_INSTRUCTIONS TO FOLLOW_
Go through the material and pull out every line with the string "smoked" in it.
========================================================================
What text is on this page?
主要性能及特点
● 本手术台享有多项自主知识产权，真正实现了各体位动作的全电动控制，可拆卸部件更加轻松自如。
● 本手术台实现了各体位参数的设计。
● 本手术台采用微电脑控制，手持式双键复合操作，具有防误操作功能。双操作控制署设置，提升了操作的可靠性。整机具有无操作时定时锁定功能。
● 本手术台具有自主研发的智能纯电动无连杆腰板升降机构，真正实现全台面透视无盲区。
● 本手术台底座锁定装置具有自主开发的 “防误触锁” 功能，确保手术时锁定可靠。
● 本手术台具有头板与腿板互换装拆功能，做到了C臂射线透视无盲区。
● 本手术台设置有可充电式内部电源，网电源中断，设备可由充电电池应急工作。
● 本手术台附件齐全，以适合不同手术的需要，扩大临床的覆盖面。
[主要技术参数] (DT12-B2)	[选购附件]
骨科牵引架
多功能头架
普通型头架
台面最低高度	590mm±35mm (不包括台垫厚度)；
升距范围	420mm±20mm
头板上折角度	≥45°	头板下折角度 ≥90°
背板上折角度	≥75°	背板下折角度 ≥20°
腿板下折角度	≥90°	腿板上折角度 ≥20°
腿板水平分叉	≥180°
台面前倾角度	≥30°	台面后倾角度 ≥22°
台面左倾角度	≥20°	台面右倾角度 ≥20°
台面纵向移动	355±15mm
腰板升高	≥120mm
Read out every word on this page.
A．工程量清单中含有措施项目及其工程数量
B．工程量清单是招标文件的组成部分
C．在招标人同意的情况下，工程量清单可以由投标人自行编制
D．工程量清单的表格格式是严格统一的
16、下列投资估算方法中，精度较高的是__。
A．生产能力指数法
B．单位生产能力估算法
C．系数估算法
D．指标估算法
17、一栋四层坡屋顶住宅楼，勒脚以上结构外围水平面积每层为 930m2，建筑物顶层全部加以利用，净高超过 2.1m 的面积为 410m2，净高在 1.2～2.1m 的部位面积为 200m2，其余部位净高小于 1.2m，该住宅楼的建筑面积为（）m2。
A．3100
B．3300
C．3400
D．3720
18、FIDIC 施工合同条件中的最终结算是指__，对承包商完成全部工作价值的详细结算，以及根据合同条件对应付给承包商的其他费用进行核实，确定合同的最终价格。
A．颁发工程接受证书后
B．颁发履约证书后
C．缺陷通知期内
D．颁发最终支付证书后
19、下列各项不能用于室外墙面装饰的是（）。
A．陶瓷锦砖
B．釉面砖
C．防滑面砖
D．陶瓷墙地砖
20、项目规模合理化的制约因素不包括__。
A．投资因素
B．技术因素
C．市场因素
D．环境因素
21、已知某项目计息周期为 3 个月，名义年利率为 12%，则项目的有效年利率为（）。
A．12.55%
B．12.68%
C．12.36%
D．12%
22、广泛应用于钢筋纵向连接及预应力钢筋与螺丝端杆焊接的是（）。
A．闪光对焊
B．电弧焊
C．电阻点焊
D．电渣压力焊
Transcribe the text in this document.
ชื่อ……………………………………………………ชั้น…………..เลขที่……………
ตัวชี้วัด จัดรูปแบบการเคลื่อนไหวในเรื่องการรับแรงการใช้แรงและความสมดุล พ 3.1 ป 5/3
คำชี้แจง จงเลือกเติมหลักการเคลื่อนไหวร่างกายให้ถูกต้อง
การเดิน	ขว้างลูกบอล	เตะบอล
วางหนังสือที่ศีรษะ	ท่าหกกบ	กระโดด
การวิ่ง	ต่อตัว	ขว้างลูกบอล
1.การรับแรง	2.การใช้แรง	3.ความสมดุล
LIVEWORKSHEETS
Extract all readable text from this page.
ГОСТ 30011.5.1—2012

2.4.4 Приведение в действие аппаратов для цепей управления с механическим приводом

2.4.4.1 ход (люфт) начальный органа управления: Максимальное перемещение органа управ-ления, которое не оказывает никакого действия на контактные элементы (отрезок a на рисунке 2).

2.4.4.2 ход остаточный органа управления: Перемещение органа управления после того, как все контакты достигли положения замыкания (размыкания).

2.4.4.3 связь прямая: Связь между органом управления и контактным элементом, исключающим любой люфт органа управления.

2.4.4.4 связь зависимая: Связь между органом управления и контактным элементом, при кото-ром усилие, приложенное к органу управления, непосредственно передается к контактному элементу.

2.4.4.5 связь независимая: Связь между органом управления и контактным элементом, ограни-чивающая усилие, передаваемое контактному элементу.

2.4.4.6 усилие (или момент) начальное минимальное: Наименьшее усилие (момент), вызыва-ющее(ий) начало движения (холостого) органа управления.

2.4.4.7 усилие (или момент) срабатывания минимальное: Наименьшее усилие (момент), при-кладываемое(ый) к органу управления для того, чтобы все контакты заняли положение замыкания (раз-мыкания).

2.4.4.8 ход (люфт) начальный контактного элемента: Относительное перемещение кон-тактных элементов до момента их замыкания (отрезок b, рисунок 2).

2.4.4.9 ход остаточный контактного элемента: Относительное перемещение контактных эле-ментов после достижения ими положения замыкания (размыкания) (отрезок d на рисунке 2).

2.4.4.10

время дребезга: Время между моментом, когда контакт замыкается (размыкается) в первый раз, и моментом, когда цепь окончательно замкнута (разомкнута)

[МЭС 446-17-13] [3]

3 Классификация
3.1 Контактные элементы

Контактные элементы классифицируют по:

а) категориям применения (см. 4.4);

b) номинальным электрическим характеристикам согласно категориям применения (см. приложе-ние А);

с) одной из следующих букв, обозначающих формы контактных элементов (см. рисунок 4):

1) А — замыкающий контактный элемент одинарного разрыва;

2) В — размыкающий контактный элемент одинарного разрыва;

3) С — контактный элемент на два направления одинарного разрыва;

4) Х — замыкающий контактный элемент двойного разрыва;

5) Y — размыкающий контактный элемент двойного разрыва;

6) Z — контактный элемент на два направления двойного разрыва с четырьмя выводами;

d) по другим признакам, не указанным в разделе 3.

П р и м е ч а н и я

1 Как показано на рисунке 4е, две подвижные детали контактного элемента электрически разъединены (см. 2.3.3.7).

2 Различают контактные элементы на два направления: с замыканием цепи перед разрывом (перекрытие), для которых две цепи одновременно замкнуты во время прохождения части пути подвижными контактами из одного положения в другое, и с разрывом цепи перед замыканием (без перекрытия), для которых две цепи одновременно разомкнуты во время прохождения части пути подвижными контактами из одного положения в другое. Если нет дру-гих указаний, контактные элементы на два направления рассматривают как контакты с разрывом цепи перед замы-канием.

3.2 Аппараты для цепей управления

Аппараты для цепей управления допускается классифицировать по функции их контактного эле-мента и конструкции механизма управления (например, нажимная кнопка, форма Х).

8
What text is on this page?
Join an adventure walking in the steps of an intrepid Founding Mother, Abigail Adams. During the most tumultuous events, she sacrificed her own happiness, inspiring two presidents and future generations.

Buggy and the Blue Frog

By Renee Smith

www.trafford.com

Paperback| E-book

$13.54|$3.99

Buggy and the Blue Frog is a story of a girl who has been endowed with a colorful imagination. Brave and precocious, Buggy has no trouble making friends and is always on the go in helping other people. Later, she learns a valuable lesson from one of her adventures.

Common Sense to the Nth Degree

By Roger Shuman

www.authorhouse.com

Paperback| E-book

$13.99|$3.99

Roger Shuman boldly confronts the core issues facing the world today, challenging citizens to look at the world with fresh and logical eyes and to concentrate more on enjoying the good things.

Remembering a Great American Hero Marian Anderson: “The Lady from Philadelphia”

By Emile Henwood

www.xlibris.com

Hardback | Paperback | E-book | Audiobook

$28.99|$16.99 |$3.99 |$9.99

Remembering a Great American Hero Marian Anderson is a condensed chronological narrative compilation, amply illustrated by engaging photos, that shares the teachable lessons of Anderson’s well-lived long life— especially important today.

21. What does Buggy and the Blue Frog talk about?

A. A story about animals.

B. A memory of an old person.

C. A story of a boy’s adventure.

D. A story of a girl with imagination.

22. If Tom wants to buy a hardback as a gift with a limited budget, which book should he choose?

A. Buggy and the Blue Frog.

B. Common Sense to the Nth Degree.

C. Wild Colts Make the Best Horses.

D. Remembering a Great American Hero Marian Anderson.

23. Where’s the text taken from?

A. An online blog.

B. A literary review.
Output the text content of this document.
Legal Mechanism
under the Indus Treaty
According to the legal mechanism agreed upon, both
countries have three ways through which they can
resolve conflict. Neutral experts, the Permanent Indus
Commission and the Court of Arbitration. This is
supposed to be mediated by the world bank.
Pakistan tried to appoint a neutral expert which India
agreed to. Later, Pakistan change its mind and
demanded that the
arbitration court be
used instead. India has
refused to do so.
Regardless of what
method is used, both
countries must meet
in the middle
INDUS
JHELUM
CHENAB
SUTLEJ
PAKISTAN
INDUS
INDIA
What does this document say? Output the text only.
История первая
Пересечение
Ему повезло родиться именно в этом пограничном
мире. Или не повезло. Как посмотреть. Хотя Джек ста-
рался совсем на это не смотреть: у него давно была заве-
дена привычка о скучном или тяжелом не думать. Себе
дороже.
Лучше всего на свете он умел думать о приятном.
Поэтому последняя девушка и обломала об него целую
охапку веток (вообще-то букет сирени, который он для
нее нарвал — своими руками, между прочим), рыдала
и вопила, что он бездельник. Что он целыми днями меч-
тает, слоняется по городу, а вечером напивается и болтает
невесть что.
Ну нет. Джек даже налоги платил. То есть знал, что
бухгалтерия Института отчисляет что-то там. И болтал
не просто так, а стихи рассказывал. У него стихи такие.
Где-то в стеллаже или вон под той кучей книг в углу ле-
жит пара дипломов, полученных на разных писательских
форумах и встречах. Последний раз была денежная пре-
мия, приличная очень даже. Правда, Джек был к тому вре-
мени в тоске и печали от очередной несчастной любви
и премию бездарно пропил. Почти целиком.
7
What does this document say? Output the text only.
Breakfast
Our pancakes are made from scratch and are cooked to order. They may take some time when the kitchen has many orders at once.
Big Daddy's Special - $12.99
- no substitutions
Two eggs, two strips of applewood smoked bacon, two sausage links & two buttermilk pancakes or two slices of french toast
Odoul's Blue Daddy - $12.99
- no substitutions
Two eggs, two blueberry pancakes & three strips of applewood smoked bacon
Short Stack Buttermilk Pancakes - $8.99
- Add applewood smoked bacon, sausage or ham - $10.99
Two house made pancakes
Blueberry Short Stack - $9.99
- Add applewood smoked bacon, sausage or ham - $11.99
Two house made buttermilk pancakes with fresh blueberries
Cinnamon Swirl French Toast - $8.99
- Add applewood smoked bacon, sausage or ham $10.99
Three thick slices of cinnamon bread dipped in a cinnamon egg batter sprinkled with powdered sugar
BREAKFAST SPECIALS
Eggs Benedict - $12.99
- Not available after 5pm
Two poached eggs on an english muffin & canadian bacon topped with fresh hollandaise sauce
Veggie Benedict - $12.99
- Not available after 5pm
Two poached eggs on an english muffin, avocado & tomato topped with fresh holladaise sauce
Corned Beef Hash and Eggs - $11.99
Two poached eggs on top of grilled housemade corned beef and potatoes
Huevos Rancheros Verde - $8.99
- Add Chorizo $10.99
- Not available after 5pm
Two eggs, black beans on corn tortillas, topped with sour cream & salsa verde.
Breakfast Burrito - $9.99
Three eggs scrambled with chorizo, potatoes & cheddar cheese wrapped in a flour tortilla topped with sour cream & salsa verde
========================================================================
_ANSWER TO THE PROBLEM_
Two eggs, two strips of applewood smoked bacon, two sausage links & two buttermilk pancakes or two slices of french toast
Two eggs, two blueberry pancakes & three strips of applewood smoked bacon
- Add applewood smoked bacon, sausage or ham - $10.99
- Add applewood smoked bacon, sausage or ham - $11.99
- Add applewood smoked bacon, sausage or ham $10.99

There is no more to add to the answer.